_WHAT IS REQUIRED_
Could you print every record below exactly as written?

_PROVIDED INFORMATION_
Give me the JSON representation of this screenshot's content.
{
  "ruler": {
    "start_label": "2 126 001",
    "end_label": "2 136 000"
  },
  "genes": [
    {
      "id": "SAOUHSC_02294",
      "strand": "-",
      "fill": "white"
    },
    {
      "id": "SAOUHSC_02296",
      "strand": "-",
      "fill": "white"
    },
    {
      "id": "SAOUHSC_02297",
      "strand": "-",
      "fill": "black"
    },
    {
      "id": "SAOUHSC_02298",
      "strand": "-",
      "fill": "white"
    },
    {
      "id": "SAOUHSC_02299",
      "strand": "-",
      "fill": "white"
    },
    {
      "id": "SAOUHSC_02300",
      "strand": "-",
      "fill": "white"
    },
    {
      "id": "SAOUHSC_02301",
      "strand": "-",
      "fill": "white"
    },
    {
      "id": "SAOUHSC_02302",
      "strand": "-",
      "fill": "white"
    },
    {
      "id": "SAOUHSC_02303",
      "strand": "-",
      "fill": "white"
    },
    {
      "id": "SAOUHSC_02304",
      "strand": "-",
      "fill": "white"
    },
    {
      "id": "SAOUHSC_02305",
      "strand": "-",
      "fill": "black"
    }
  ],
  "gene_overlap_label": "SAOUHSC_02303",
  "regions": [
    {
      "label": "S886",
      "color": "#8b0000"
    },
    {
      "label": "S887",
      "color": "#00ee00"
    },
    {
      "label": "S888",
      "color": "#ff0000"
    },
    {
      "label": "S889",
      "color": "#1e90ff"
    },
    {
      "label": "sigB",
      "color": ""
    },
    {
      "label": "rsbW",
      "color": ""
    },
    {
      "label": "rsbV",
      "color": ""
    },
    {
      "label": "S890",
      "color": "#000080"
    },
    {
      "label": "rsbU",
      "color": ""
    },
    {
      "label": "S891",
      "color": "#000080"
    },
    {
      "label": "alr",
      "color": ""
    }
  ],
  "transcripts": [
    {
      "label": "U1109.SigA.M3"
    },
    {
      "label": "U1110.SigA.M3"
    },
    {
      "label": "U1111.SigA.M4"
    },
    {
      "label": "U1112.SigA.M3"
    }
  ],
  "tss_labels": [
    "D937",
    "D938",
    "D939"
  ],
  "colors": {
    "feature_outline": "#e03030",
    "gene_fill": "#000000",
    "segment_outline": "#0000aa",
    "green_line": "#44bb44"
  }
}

_ANSWER SECTION_
Give me the JSON representation of this screenshot's content.
{
  "ruler": {
    "start_label": "2 126 001",
    "end_label": "2 136 000"
  },
  "genes": [
    {
      "id": "SAOUHSC_02294",
      "strand": "-",
      "fill": "white"
    },
    {
      "id": "SAOUHSC_02296",
      "strand": "-",
      "fill": "white"
    },
    {
      "id": "SAOUHSC_02297",
      "strand": "-",
      "fill": "black"
    },
    {
      "id": "SAOUHSC_02298",
      "strand": "-",
      "fill": "white"
    },
    {
      "id": "SAOUHSC_02299",
      "strand": "-",
      "fill": "white"
    },
    {
      "id": "SAOUHSC_02300",
      "strand": "-",
      "fill": "white"
    },
    {
      "id": "SAOUHSC_02301",
      "strand": "-",
      "fill": "white"
    },
    {
      "id": "SAOUHSC_02302",
      "strand": "-",
      "fill": "white"
    },
    {
      "id": "SAOUHSC_02303",
      "strand": "-",
      "fill": "white"
    },
    {
      "id": "SAOUHSC_02304",
      "strand": "-",
      "fill": "white"
    },
    {
      "id": "SAOUHSC_02305",
      "strand": "-",
      "fill": "black"
    }
  ],
  "gene_overlap_label": "SAOUHSC_02303",
  "regions": [
    {
      "label": "S886",
      "color": "#8b0000"
    },
    {
      "label": "S887",
      "color": "#00ee00"
    },
    {
      "label": "S888",
      "color": "#ff0000"
    },
    {
      "label": "S889",
      "color": "#1e90ff"
    },
    {
      "label": "sigB",
      "color": ""
    },
    {
      "label": "rsbW",
      "color": ""
    },
    {
      "label": "rsbV",
      "color": ""
    },
    {
      "label": "S890",
      "color": "#000080"
    },
    {
      "label": "rsbU",
      "color": ""
    },
    {
      "label": "S891",
      "color": "#000080"
    },
    {
      "label": "alr",
      "color": ""
    }
  ],
  "transcripts": [
    {
      "label": "U1109.SigA.M3"
    },
    {
      "label": "U1110.SigA.M3"
    },
    {
      "label": "U1111.SigA.M4"
    },
    {
      "label": "U1112.SigA.M3"
    }
  ],
  "tss_labels": [
    "D937",
    "D938",
    "D939"
  ],
  "colors": {
    "feature_outline": "#e03030",
    "gene_fill": "#000000",
    "segment_outline": "#0000aa",
    "green_line": "#44bb44"
  }
}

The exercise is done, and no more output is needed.